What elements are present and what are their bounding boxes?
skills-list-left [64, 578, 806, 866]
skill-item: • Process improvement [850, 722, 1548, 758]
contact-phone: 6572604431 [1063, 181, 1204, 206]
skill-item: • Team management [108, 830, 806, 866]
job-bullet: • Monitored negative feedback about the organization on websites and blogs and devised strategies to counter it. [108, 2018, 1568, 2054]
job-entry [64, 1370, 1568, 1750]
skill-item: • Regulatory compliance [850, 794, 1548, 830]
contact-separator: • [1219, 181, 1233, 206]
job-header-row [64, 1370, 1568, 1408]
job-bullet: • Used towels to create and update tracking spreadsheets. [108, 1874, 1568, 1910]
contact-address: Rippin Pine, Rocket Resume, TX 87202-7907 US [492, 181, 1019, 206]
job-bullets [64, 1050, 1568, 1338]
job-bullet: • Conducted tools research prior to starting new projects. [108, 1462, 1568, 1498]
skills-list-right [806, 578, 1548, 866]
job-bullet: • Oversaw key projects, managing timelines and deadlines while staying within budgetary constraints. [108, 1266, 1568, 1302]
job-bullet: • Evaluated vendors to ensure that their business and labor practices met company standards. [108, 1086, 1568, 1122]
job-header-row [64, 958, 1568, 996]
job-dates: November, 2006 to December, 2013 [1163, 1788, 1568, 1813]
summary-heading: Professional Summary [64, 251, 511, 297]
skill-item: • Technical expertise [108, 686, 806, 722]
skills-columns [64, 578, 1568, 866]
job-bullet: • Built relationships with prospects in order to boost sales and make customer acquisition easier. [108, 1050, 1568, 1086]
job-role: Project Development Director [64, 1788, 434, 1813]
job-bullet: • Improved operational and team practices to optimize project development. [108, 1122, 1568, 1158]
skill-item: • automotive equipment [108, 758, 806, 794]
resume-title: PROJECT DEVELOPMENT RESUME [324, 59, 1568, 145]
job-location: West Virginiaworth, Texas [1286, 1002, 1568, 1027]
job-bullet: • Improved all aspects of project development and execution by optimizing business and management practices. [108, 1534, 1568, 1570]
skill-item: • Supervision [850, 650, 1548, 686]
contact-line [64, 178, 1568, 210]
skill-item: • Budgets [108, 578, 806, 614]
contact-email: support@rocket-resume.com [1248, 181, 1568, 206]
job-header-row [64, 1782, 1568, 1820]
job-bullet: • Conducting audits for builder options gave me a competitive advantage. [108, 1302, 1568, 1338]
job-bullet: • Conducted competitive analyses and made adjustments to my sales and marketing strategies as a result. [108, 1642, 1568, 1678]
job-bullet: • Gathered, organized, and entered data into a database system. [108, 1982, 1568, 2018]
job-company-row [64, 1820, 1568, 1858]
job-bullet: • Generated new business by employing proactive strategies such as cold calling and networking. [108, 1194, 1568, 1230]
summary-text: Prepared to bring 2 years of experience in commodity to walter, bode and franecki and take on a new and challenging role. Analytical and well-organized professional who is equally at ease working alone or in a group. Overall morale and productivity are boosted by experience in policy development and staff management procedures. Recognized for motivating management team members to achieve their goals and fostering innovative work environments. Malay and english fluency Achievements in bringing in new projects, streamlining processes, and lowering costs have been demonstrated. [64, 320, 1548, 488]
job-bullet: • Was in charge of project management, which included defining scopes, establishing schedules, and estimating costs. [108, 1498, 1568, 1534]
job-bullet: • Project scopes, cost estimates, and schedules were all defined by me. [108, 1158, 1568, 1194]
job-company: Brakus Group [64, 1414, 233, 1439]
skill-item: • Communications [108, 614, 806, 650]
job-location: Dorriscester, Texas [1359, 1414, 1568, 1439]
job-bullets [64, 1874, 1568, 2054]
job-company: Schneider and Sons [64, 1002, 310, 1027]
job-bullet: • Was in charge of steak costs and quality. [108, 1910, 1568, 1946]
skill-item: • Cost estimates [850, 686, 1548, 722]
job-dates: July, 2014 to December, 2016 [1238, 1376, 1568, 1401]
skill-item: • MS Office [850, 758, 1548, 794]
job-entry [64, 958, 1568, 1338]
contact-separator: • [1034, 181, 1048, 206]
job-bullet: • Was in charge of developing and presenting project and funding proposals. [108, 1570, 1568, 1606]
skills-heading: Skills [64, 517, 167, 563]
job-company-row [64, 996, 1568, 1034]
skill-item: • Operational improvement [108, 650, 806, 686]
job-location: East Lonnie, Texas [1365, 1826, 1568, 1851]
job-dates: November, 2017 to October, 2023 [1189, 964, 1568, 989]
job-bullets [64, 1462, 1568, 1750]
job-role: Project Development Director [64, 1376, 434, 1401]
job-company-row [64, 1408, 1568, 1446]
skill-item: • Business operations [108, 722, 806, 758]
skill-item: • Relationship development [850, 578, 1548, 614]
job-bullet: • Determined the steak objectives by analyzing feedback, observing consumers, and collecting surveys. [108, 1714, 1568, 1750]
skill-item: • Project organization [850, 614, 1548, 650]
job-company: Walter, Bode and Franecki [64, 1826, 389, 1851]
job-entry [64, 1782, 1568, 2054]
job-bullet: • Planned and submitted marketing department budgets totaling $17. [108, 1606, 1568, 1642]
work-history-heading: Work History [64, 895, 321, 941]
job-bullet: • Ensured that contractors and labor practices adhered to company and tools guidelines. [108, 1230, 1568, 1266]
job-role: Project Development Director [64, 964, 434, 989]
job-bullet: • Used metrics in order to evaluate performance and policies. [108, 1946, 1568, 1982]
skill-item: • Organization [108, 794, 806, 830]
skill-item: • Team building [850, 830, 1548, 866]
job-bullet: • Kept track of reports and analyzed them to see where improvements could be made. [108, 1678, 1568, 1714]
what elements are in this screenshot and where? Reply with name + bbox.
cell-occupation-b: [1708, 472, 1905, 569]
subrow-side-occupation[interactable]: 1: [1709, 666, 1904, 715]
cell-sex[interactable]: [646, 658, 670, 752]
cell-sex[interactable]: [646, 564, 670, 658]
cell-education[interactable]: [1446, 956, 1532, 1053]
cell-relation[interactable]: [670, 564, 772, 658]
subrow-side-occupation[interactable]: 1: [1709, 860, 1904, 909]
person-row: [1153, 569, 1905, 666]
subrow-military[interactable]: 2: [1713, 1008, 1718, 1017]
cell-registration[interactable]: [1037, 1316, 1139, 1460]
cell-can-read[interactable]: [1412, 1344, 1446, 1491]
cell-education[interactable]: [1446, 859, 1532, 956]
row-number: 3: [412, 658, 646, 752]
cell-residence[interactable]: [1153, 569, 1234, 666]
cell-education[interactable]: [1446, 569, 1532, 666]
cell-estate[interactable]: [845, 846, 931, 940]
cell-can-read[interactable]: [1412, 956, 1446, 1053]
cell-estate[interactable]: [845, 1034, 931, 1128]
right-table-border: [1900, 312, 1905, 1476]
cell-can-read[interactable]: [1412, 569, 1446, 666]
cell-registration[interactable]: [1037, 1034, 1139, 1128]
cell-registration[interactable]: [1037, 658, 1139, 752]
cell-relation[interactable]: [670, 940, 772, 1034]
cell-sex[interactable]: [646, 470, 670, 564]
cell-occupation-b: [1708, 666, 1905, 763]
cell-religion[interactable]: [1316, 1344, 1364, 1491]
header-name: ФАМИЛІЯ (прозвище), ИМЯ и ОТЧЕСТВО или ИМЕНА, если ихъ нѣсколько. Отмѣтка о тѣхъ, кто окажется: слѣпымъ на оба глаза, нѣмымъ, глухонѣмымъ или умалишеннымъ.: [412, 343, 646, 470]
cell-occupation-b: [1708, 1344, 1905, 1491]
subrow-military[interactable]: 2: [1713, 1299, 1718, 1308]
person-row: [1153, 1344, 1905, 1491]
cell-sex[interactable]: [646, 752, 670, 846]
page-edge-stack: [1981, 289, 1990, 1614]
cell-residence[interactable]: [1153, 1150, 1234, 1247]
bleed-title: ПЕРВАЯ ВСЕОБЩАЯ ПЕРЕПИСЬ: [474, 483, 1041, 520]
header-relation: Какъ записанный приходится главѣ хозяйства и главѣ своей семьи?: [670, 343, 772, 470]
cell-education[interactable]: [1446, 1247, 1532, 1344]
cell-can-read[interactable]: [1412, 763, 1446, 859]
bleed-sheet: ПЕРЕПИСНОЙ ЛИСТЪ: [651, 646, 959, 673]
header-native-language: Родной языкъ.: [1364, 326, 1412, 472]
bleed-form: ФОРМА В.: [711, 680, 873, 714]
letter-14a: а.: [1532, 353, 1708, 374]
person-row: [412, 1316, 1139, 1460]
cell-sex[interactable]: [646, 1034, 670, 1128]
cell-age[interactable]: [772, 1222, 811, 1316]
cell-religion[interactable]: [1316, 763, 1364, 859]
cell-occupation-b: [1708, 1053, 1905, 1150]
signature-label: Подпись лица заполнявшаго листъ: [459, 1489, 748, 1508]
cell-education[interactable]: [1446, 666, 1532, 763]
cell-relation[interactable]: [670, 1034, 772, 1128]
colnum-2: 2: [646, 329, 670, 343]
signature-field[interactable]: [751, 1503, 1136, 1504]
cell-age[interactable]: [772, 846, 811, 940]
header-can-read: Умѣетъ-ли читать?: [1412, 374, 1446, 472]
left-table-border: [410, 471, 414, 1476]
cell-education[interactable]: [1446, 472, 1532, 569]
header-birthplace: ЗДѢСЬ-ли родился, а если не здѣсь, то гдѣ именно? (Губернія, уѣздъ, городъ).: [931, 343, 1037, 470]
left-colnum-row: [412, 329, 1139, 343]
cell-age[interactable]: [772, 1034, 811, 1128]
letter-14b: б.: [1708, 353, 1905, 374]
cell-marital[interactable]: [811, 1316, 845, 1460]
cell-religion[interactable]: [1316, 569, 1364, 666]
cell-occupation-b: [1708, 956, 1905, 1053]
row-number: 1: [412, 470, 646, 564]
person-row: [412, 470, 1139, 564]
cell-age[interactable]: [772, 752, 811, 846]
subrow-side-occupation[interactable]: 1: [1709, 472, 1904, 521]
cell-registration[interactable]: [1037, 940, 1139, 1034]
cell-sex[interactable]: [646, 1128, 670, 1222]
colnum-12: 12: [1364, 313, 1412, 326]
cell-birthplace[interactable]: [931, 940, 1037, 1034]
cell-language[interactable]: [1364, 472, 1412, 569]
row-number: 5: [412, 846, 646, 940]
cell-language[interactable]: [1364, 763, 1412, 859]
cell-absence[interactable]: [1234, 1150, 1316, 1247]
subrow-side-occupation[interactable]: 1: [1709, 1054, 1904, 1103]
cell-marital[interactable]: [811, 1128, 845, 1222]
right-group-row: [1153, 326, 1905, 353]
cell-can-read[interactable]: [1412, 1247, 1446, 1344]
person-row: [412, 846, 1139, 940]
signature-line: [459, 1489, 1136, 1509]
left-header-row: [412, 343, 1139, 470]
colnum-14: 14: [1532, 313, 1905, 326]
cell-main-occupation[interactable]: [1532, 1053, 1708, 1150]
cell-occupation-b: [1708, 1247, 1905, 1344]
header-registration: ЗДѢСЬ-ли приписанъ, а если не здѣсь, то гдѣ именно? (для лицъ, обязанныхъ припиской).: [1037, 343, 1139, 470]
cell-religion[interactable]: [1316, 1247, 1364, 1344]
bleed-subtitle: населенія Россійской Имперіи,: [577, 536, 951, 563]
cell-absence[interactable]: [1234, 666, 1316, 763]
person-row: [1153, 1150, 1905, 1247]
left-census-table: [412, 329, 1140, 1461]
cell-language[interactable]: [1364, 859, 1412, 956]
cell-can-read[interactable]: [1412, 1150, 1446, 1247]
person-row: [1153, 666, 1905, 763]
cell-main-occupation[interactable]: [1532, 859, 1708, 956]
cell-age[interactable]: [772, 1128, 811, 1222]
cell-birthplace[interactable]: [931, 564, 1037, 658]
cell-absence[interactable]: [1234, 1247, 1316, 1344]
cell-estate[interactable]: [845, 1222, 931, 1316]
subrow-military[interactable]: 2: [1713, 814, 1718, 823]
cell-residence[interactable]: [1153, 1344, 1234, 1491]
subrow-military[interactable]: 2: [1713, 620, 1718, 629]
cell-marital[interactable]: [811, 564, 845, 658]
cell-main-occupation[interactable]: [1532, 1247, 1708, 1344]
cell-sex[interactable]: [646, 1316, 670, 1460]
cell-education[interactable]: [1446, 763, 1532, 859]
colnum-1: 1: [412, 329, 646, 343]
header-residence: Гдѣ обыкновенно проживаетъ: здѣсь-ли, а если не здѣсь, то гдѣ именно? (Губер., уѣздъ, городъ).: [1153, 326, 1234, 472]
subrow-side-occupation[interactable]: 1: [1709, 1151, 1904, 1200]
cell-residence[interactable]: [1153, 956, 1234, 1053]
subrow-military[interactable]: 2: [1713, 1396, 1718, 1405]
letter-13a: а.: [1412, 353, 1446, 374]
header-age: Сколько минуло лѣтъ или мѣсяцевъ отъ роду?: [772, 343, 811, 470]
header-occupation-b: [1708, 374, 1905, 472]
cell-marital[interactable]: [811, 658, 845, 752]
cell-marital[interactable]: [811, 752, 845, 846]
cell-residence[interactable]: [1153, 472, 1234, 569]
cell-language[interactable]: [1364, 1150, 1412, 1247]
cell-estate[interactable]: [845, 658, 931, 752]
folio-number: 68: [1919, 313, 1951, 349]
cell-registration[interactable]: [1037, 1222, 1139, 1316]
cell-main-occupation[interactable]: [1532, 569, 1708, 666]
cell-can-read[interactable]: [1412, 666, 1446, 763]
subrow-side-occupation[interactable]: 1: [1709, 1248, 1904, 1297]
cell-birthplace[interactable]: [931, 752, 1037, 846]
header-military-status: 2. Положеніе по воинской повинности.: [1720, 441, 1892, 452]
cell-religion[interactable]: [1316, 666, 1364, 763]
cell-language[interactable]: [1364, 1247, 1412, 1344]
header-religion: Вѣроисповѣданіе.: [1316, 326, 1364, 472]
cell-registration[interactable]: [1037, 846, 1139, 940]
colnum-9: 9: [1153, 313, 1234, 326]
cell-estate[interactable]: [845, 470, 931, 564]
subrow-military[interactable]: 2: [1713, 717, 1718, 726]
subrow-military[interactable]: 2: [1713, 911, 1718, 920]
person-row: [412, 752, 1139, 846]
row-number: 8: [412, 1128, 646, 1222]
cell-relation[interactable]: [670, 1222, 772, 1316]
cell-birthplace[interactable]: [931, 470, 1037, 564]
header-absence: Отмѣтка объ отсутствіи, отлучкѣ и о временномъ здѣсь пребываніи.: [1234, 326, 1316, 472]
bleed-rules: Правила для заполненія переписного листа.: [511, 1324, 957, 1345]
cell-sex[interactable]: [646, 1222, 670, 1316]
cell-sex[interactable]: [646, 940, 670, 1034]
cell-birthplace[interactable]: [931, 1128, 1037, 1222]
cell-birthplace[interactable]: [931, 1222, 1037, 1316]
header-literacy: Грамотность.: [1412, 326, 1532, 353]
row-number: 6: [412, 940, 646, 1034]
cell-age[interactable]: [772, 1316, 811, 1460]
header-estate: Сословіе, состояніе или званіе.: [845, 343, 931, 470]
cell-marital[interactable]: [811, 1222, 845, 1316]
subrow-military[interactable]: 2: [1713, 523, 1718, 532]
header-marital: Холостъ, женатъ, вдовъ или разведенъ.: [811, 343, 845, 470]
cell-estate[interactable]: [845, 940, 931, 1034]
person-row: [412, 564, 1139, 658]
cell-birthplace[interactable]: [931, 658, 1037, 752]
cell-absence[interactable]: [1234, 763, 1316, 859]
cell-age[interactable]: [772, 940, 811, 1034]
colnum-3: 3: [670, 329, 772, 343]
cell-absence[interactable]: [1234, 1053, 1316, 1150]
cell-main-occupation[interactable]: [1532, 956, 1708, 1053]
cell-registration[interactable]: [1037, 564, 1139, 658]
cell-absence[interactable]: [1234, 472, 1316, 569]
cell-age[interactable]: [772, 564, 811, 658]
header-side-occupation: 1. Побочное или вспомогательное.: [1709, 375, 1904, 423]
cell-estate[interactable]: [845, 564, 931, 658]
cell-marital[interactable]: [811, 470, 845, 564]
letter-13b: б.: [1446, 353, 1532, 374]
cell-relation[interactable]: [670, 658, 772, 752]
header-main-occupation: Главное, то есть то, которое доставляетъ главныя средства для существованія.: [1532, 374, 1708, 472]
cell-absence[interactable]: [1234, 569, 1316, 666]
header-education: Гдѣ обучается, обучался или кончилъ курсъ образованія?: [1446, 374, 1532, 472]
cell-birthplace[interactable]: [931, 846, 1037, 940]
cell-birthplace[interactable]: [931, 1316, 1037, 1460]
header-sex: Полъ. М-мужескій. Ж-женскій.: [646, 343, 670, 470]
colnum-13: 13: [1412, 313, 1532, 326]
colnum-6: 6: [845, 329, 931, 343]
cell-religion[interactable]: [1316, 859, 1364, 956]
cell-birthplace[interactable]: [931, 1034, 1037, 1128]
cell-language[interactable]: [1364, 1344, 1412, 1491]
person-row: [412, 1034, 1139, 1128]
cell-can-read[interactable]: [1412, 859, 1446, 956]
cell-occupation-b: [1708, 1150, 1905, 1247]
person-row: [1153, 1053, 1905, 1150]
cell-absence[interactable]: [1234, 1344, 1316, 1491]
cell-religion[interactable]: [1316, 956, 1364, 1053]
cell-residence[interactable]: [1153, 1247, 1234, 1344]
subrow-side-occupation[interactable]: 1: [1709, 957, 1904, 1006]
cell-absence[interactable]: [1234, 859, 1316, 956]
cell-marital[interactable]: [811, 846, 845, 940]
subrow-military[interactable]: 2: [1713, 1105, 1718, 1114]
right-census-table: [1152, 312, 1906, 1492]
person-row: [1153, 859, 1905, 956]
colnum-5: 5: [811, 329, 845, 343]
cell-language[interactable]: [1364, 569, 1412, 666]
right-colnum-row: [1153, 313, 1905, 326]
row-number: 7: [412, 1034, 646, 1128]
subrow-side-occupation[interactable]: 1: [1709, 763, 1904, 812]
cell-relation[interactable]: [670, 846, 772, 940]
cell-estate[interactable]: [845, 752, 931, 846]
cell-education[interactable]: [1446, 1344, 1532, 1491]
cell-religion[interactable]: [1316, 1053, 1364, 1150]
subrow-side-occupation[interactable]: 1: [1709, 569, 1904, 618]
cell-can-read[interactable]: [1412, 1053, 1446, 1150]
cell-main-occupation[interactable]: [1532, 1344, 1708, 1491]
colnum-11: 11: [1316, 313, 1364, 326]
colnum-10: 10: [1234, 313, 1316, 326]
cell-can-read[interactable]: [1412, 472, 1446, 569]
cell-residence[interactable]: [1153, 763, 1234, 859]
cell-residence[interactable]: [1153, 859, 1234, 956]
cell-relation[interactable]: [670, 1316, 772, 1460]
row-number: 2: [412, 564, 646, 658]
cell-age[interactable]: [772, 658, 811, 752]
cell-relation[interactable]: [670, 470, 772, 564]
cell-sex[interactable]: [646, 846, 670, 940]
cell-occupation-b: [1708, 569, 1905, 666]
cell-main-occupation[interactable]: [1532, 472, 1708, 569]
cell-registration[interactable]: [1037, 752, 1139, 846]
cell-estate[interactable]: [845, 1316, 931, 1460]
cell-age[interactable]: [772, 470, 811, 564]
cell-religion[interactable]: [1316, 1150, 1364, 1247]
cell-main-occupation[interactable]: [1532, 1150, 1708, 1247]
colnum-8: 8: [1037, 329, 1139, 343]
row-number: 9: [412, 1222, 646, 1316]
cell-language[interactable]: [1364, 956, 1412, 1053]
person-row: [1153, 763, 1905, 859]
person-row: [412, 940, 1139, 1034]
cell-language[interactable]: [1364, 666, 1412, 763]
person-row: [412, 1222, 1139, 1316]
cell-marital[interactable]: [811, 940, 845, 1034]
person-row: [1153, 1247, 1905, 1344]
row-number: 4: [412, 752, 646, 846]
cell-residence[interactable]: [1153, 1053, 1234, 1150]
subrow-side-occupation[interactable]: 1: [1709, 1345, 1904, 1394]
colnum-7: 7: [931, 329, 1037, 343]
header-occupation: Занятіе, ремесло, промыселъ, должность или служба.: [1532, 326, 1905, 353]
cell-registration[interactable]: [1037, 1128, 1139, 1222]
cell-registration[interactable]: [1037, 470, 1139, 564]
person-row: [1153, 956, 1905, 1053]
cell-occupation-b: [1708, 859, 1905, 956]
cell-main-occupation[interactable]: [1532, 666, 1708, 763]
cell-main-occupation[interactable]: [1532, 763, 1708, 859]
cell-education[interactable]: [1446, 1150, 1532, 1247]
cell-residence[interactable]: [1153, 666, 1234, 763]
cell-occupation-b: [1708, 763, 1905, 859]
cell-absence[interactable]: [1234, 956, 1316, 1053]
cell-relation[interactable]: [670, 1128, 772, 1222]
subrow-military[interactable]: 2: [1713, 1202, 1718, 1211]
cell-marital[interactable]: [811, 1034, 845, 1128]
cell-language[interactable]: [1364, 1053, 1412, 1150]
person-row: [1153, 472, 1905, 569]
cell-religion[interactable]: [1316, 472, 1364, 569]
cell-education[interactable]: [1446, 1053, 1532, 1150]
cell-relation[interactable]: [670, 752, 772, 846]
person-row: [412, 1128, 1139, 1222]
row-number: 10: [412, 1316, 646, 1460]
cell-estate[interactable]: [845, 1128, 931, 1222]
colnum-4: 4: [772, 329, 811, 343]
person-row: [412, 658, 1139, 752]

### [EXERCISE REQUIREMENTS]
Can you switch "bounding boxes" to "bounding regions" in the items, starting at the first line and stopping after the one that has "skill-item: • Team management", while keeping everything else as it is?

### [SOLUTION FOR THIS TASK]
What elements are present and what are their bounding regions?
skills-list-left [64, 578, 806, 866]
skill-item: • Process improvement [850, 722, 1548, 758]
contact-phone: 6572604431 [1063, 181, 1204, 206]
skill-item: • Team management [108, 830, 806, 866]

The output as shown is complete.